Output every entry exactly as written, skipping any pictures.

=== Saved entries ===
--
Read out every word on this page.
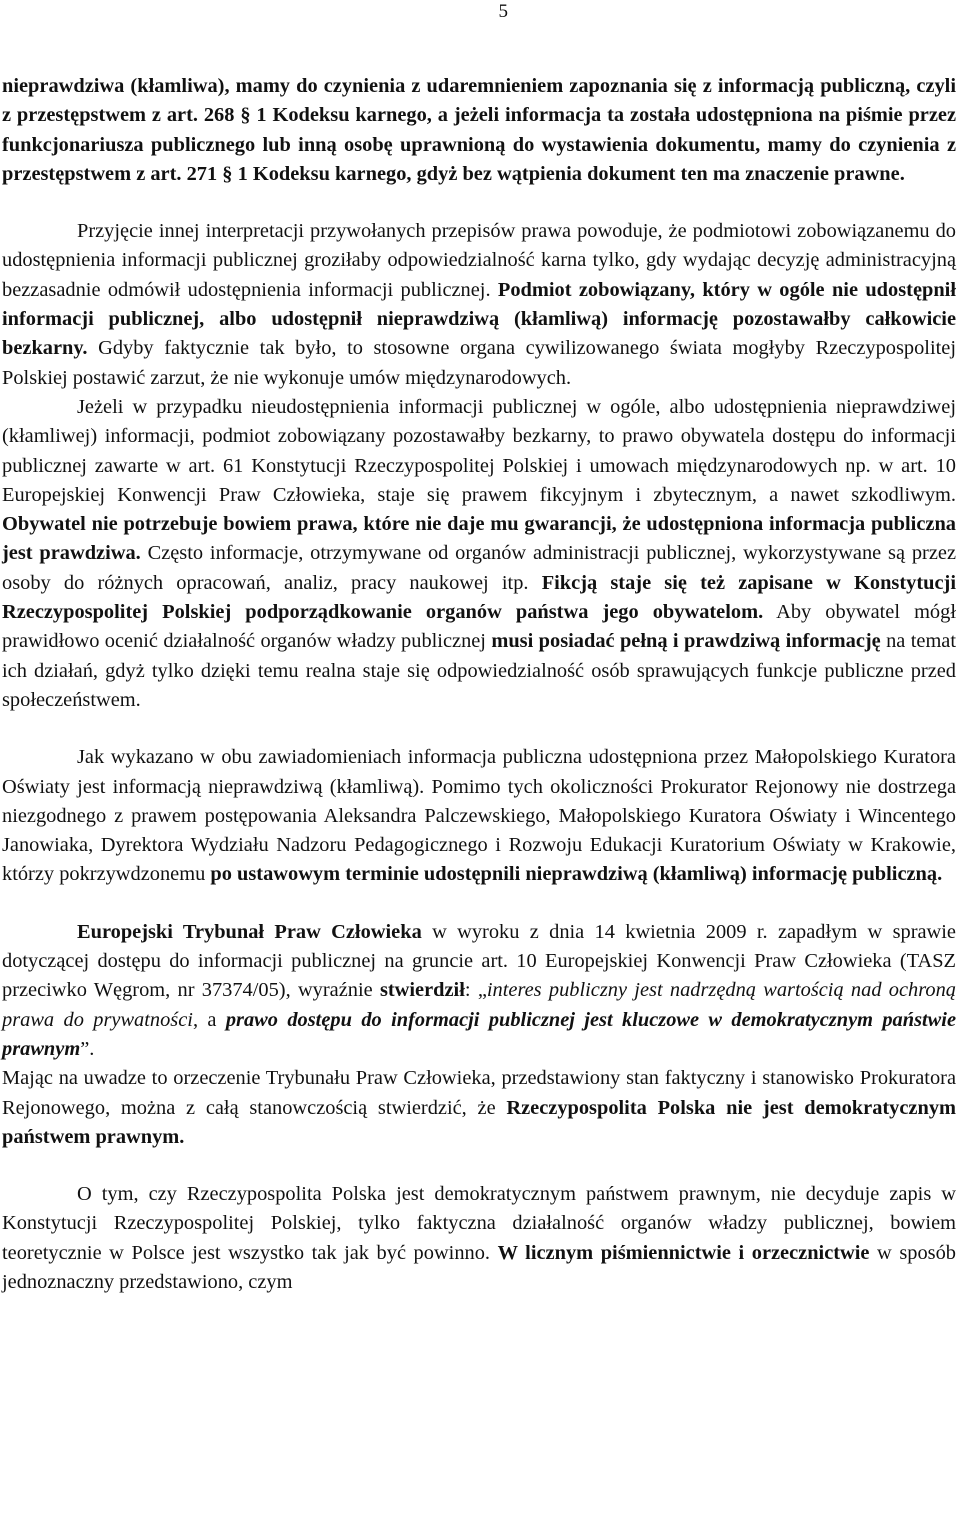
5

nieprawdziwa (kłamliwa), mamy do czynienia z udaremnieniem zapoznania się z informacją publiczną, czyli z przestępstwem z art. 268 § 1 Kodeksu karnego, a jeżeli informacja ta została udostępniona na piśmie przez funkcjonariusza publicznego lub inną osobę uprawnioną do wystawienia dokumentu, mamy do czynienia z przestępstwem z art. 271 § 1 Kodeksu karnego, gdyż bez wątpienia dokument ten ma znaczenie prawne.

Przyjęcie innej interpretacji przywołanych przepisów prawa powoduje, że podmiotowi zobowiązanemu do udostępnienia informacji publicznej groziłaby odpowiedzialność karna tylko, gdy wydając decyzję administracyjną bezzasadnie odmówił udostępnienia informacji publicznej. Podmiot zobowiązany, który w ogóle nie udostępnił informacji publicznej, albo udostępnił nieprawdziwą (kłamliwą) informację pozostawałby całkowicie bezkarny. Gdyby faktycznie tak było, to stosowne organa cywilizowanego świata mogłyby Rzeczypospolitej Polskiej postawić zarzut, że nie wykonuje umów międzynarodowych.

Jeżeli w przypadku nieudostępnienia informacji publicznej w ogóle, albo udostępnienia nieprawdziwej (kłamliwej) informacji, podmiot zobowiązany pozostawałby bezkarny, to prawo obywatela dostępu do informacji publicznej zawarte w art. 61 Konstytucji Rzeczypospolitej Polskiej i umowach międzynarodowych np. w art. 10 Europejskiej Konwencji Praw Człowieka, staje się prawem fikcyjnym i zbytecznym, a nawet szkodliwym. Obywatel nie potrzebuje bowiem prawa, które nie daje mu gwarancji, że udostępniona informacja publiczna jest prawdziwa. Często informacje, otrzymywane od organów administracji publicznej, wykorzystywane są przez osoby do różnych opracowań, analiz, pracy naukowej itp. Fikcją staje się też zapisane w Konstytucji Rzeczypospolitej Polskiej podporządkowanie organów państwa jego obywatelom. Aby obywatel mógł prawidłowo ocenić działalność organów władzy publicznej musi posiadać pełną i prawdziwą informację na temat ich działań, gdyż tylko dzięki temu realna staje się odpowiedzialność osób sprawujących funkcje publiczne przed społeczeństwem.

Jak wykazano w obu zawiadomieniach informacja publiczna udostępniona przez Małopolskiego Kuratora Oświaty jest informacją nieprawdziwą (kłamliwą). Pomimo tych okoliczności Prokurator Rejonowy nie dostrzega niezgodnego z prawem postępowania Aleksandra Palczewskiego, Małopolskiego Kuratora Oświaty i Wincentego Janowiaka, Dyrektora Wydziału Nadzoru Pedagogicznego i Rozwoju Edukacji Kuratorium Oświaty w Krakowie, którzy pokrzywdzonemu po ustawowym terminie udostępnili nieprawdziwą (kłamliwą) informację publiczną.

Europejski Trybunał Praw Człowieka w wyroku z dnia 14 kwietnia 2009 r. zapadłym w sprawie dotyczącej dostępu do informacji publicznej na gruncie art. 10 Europejskiej Konwencji Praw Człowieka (TASZ przeciwko Węgrom, nr 37374/05), wyraźnie stwierdził: „interes publiczny jest nadrzędną wartością nad ochroną prawa do prywatności, a prawo dostępu do informacji publicznej jest kluczowe w demokratycznym państwie prawnym”.

Mając na uwadze to orzeczenie Trybunału Praw Człowieka, przedstawiony stan faktyczny i stanowisko Prokuratora Rejonowego, można z całą stanowczością stwierdzić, że Rzeczypospolita Polska nie jest demokratycznym państwem prawnym.

O tym, czy Rzeczypospolita Polska jest demokratycznym państwem prawnym, nie decyduje zapis w Konstytucji Rzeczypospolitej Polskiej, tylko faktyczna działalność organów władzy publicznej, bowiem teoretycznie w Polsce jest wszystko tak jak być powinno. W licznym piśmiennictwie i orzecznictwie w sposób jednoznaczny przedstawiono, czym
--
=== Result below ===
Read out every word on this page.
5

nieprawdziwa (kłamliwa), mamy do czynienia z udaremnieniem zapoznania się z informacją publiczną, czyli z przestępstwem z art. 268 § 1 Kodeksu karnego, a jeżeli informacja ta została udostępniona na piśmie przez funkcjonariusza publicznego lub inną osobę uprawnioną do wystawienia dokumentu, mamy do czynienia z przestępstwem z art. 271 § 1 Kodeksu karnego, gdyż bez wątpienia dokument ten ma znaczenie prawne.

Przyjęcie innej interpretacji przywołanych przepisów prawa powoduje, że podmiotowi zobowiązanemu do udostępnienia informacji publicznej groziłaby odpowiedzialność karna tylko, gdy wydając decyzję administracyjną bezzasadnie odmówił udostępnienia informacji publicznej. Podmiot zobowiązany, który w ogóle nie udostępnił informacji publicznej, albo udostępnił nieprawdziwą (kłamliwą) informację pozostawałby całkowicie bezkarny. Gdyby faktycznie tak było, to stosowne organa cywilizowanego świata mogłyby Rzeczypospolitej Polskiej postawić zarzut, że nie wykonuje umów międzynarodowych.

Jeżeli w przypadku nieudostępnienia informacji publicznej w ogóle, albo udostępnienia nieprawdziwej (kłamliwej) informacji, podmiot zobowiązany pozostawałby bezkarny, to prawo obywatela dostępu do informacji publicznej zawarte w art. 61 Konstytucji Rzeczypospolitej Polskiej i umowach międzynarodowych np. w art. 10 Europejskiej Konwencji Praw Człowieka, staje się prawem fikcyjnym i zbytecznym, a nawet szkodliwym. Obywatel nie potrzebuje bowiem prawa, które nie daje mu gwarancji, że udostępniona informacja publiczna jest prawdziwa. Często informacje, otrzymywane od organów administracji publicznej, wykorzystywane są przez osoby do różnych opracowań, analiz, pracy naukowej itp. Fikcją staje się też zapisane w Konstytucji Rzeczypospolitej Polskiej podporządkowanie organów państwa jego obywatelom. Aby obywatel mógł prawidłowo ocenić działalność organów władzy publicznej musi posiadać pełną i prawdziwą informację na temat ich działań, gdyż tylko dzięki temu realna staje się odpowiedzialność osób sprawujących funkcje publiczne przed społeczeństwem.

Jak wykazano w obu zawiadomieniach informacja publiczna udostępniona przez Małopolskiego Kuratora Oświaty jest informacją nieprawdziwą (kłamliwą). Pomimo tych okoliczności Prokurator Rejonowy nie dostrzega niezgodnego z prawem postępowania Aleksandra Palczewskiego, Małopolskiego Kuratora Oświaty i Wincentego Janowiaka, Dyrektora Wydziału Nadzoru Pedagogicznego i Rozwoju Edukacji Kuratorium Oświaty w Krakowie, którzy pokrzywdzonemu po ustawowym terminie udostępnili nieprawdziwą (kłamliwą) informację publiczną.

Europejski Trybunał Praw Człowieka w wyroku z dnia 14 kwietnia 2009 r. zapadłym w sprawie dotyczącej dostępu do informacji publicznej na gruncie art. 10 Europejskiej Konwencji Praw Człowieka (TASZ przeciwko Węgrom, nr 37374/05), wyraźnie stwierdził: „interes publiczny jest nadrzędną wartością nad ochroną prawa do prywatności, a prawo dostępu do informacji publicznej jest kluczowe w demokratycznym państwie prawnym”.

Mając na uwadze to orzeczenie Trybunału Praw Człowieka, przedstawiony stan faktyczny i stanowisko Prokuratora Rejonowego, można z całą stanowczością stwierdzić, że Rzeczypospolita Polska nie jest demokratycznym państwem prawnym.

O tym, czy Rzeczypospolita Polska jest demokratycznym państwem prawnym, nie decyduje zapis w Konstytucji Rzeczypospolitej Polskiej, tylko faktyczna działalność organów władzy publicznej, bowiem teoretycznie w Polsce jest wszystko tak jak być powinno. W licznym piśmiennictwie i orzecznictwie w sposób jednoznaczny przedstawiono, czym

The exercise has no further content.